Y la risa como terapia, que es igual de importante. Ayer, como cada pocos años, me llevé a la clase de literatura a mis dos admirables cómicos, o sea, a Alfonsito y José Luis, de los que he hablado alguna vez por aquí. Los dos jovencitos que ya no son, a quienes un día descubrí (o me descubrieron) para iniciar un taller de teatro y que se ganan la vida, más o menos, desde entonces, haciendo teatro. Primero, como aquel dueto, Puntos Suspensivos, luego como animadores culturales, o como stand-up comedians, ahora, o como miembros de ese bello proyecto tan en la cuerda floja por las faltas de pago institucionales que es Animarte.
Vinieron ayer, los dos, al colegio, después de muchos años de no hacerlo, después de muchos años de no actuar los dos juntos. Y me pareció, ya que hemos sufrido dos golpes muy duros este último mes, que no sólo mis pocos alumnos de literatura universal podrían pasar un buen ratito viendo a estos dos monstruos de la escena en acción (la excusa es presentarlos como juglares modernos), sino ampliar la actuación a otras clases. Clases que, por cierto, no sabían a lo que iban al salón de actos cuando los secuestramos prácticamente de sus quehaceres programados.
Han crecido, Alfonsito y José Luis. Han mejorado lo que ya parecía, hace más de veinte años, inmejorable. Ahora dominan no sólo el gesto que les hizo característicos y brevemente famosos entre las generaciones escolares coetáneas y algo posteriores: ahora son también magos de la palabra, del relato puesto en escena, de la improvisación, de la complicidad con el público.
Casi dos horas de espectáculo improvisado, una lección magistral de moverse en las tablas, de hacer visible lo invisible, en tanto en el gesto, todavía, se vislumbra aquellos mimos que improvisaban y descubrían de manera autodidacta una expresión, una sensación, un sentimiento. En la expresión corporal que acompaña ahora a su palabra vimos perfectamente el viento sacudiendo las inexistentes ropas del exorcista empapado, la caja con el pajarito resucitado una y otra vez, la tarta de cumpleaños, los vicios y las virtudes encarnados sin solución de continuidad en el movimiento fluido, casi descuidado, perfectamente medido y estudiado.
Improvisaron y nos hicieron reír todavía más. Y luego de un abrazo y un montón de aplausos, se perdieron de nuevo en la lejanía, como héroes de Autopista hacia el cielo, con la satisfacción del deber cumplido, del milagro compartido, con el eco de nuestras risas sorprendidas, de nuestro agradecimiento.

★ ★ ★ ★ ★

TU OBJETIVO:
En el fragmento sobre los dos cómicos, ¿con qué nombre actuaron al principio como dúo Alfonsito y José Luis? Los ítems son material aparte y no guardan relación con el fragmento.

EXTRACTOS DE REGISTROS:

★ ★ ★ ★ ★

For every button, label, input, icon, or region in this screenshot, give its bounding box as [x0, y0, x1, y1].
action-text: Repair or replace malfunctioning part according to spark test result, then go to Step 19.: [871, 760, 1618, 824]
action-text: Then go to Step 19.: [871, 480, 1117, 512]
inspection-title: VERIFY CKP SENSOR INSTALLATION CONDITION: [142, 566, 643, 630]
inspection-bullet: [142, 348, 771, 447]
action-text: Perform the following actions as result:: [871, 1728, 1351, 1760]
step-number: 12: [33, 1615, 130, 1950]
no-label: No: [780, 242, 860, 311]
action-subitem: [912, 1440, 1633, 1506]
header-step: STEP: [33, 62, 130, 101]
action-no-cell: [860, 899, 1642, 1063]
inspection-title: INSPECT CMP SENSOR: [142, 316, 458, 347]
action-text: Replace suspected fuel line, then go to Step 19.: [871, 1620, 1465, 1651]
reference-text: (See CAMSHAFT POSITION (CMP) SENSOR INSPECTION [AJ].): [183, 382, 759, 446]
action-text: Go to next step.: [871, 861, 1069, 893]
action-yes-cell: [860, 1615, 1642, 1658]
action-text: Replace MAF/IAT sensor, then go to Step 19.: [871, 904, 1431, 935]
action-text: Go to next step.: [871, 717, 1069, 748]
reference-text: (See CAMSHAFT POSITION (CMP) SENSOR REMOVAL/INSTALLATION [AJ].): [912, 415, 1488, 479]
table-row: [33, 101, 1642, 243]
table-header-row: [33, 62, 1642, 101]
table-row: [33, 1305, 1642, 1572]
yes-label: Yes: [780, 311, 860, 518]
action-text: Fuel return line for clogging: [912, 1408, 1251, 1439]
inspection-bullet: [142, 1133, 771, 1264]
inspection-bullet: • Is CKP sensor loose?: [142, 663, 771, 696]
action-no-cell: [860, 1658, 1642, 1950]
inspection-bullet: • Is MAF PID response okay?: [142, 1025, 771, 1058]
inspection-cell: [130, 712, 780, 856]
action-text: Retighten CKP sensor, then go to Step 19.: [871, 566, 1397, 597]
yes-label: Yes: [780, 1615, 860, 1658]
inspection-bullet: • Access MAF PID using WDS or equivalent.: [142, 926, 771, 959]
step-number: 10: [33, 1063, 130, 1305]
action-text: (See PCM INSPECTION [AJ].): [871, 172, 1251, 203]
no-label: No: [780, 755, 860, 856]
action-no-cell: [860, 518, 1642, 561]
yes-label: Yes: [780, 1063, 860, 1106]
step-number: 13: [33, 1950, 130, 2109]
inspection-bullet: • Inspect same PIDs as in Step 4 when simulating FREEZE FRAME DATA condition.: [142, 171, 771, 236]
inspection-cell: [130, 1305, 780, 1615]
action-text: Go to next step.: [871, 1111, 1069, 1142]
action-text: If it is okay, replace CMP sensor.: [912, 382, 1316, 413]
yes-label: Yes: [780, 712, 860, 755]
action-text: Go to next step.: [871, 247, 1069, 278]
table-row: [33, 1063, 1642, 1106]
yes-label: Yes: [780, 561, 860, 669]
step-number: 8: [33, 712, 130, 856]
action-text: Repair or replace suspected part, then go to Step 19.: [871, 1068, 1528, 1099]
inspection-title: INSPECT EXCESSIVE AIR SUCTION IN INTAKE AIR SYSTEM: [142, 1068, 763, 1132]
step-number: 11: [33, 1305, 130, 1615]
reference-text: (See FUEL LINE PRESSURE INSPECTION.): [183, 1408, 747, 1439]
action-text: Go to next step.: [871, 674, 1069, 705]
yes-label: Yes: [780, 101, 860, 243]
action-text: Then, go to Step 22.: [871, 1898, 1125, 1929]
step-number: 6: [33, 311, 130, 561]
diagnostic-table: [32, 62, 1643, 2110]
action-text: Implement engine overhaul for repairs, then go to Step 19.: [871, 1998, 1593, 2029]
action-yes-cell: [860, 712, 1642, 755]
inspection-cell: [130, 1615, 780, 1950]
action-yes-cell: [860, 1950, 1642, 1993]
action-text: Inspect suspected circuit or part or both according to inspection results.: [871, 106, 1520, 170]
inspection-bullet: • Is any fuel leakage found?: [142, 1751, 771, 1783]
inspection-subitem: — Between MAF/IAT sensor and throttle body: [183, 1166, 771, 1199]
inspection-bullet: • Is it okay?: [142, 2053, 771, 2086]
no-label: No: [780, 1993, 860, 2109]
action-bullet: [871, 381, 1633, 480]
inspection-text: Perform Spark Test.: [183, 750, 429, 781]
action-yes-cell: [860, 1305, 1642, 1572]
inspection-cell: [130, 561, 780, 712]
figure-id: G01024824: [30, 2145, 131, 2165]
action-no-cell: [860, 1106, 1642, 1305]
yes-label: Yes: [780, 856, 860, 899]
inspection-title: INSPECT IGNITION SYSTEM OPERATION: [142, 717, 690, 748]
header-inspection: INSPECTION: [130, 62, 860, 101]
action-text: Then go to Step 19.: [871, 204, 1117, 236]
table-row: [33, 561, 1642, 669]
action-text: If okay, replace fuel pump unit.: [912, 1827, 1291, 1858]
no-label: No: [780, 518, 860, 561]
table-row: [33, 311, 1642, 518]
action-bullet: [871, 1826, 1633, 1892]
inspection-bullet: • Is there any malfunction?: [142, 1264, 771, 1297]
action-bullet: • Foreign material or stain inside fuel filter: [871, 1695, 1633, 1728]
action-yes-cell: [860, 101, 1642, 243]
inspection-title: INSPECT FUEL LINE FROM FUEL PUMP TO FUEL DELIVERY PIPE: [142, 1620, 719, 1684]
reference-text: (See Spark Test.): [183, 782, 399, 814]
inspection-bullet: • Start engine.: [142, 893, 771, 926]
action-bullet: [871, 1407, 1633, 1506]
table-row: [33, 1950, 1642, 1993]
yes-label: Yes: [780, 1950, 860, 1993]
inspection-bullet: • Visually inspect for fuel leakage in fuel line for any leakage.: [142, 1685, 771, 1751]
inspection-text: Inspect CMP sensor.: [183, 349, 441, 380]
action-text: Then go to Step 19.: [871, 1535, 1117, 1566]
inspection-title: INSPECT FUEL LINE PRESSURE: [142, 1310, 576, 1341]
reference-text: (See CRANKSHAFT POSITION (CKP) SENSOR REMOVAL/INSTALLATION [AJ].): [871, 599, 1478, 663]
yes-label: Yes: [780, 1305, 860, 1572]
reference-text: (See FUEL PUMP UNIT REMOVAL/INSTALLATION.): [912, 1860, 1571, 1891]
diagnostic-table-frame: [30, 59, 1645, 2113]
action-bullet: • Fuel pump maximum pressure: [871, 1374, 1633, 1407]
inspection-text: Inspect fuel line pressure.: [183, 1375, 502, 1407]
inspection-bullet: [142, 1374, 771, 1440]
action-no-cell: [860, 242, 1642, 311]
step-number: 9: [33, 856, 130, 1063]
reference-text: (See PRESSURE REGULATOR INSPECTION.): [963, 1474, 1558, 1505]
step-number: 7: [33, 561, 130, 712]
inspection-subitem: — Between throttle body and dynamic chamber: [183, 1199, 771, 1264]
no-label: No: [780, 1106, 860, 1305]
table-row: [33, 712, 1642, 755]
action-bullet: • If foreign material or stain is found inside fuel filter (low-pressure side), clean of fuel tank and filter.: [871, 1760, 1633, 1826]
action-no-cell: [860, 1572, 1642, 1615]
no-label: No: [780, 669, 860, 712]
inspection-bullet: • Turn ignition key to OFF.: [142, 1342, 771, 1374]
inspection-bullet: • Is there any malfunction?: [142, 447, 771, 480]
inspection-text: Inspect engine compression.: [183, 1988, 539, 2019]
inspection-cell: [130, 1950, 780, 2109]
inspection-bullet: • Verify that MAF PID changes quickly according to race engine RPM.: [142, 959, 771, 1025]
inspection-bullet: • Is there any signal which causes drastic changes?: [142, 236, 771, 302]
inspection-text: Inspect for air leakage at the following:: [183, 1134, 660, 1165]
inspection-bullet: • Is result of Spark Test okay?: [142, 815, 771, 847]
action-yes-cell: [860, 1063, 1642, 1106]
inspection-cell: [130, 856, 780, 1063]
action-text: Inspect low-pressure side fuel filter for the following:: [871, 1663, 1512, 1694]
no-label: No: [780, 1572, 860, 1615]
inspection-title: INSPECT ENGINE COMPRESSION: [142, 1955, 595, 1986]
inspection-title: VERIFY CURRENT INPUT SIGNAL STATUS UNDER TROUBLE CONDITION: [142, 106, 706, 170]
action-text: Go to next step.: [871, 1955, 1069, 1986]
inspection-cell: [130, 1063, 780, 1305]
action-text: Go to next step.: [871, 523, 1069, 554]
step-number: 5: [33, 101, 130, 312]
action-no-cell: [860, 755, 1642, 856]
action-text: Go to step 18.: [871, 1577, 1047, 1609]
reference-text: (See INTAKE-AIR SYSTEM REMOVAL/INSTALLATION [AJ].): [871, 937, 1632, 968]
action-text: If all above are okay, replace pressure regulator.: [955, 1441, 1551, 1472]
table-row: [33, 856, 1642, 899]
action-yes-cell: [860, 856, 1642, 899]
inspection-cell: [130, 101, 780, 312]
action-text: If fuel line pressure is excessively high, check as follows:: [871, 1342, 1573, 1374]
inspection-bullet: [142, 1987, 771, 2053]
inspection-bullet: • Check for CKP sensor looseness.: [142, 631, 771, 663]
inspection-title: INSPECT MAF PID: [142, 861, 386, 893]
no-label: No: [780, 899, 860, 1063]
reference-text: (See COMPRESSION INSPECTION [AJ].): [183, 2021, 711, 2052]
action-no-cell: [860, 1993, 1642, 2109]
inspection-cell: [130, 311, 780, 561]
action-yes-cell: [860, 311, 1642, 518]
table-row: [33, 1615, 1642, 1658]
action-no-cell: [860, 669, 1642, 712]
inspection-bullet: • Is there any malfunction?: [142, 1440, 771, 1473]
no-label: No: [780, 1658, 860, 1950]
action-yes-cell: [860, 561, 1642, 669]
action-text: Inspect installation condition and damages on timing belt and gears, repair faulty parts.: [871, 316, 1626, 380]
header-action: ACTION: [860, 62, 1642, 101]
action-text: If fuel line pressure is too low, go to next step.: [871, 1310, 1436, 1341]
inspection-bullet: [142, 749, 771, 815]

★ ★ ★ ★ ★

RESPUESTA DEL EJERCICIO:
Puntos Suspensivos.